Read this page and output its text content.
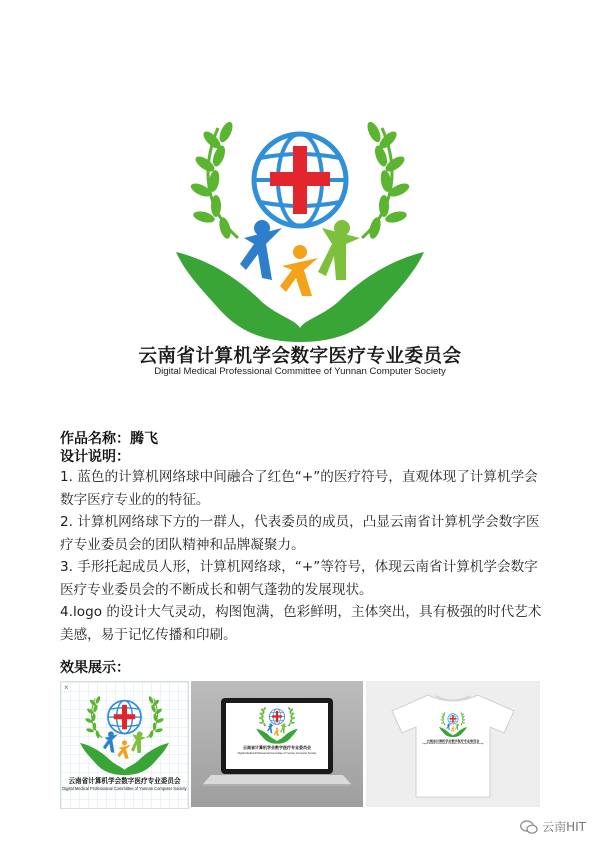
云南省计算机学会数字医疗专业委员会
Digital Medical Professional Committee of Yunnan Computer Society
作品名称：腾飞
设计说明：

1. 蓝色的计算机网络球中间融合了红色“+”的医疗符号，直观体现了计算机学会数字医疗专业的的特征。

2. 计算机网络球下方的一群人，代表委员的成员，凸显云南省计算机学会数字医疗专业委员会的团队精神和品牌凝聚力。

3. 手形托起成员人形，计算机网络球，“+”等符号，体现云南省计算机学会数字医疗专业委员会的不断成长和朝气蓬勃的发展现状。

4.logo 的设计大气灵动，构图饱满，色彩鲜明，主体突出，具有极强的时代艺术美感，易于记忆传播和印刷。

效果展示：
×
云南省计算机学会数字医疗专业委员会
Digital Medical Professional Committee of Yunnan Computer Society
云南省计算机学会数字医疗专业委员会
Digital Medical Professional Committee of Yunnan Computer Society
云南省计算机学会数字医疗专业委员会
Digital Medical Professional Committee of Yunnan Computer Society
云南HIT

----------

# [EXERCISE DESCRIPTION]
Above are records with pictures; repeat the records exactly and leave the pictures out.

# [ANSWER TO THE PROBLEM]
Read this page and output its text content.
云南省计算机学会数字医疗专业委员会
Digital Medical Professional Committee of Yunnan Computer Society
作品名称：腾飞
设计说明：

1. 蓝色的计算机网络球中间融合了红色“+”的医疗符号，直观体现了计算机学会数字医疗专业的的特征。

2. 计算机网络球下方的一群人，代表委员的成员，凸显云南省计算机学会数字医疗专业委员会的团队精神和品牌凝聚力。

3. 手形托起成员人形，计算机网络球，“+”等符号，体现云南省计算机学会数字医疗专业委员会的不断成长和朝气蓬勃的发展现状。

4.logo 的设计大气灵动，构图饱满，色彩鲜明，主体突出，具有极强的时代艺术美感，易于记忆传播和印刷。

效果展示：
×
云南省计算机学会数字医疗专业委员会
Digital Medical Professional Committee of Yunnan Computer Society
云南省计算机学会数字医疗专业委员会
Digital Medical Professional Committee of Yunnan Computer Society
云南省计算机学会数字医疗专业委员会
Digital Medical Professional Committee of Yunnan Computer Society
云南HIT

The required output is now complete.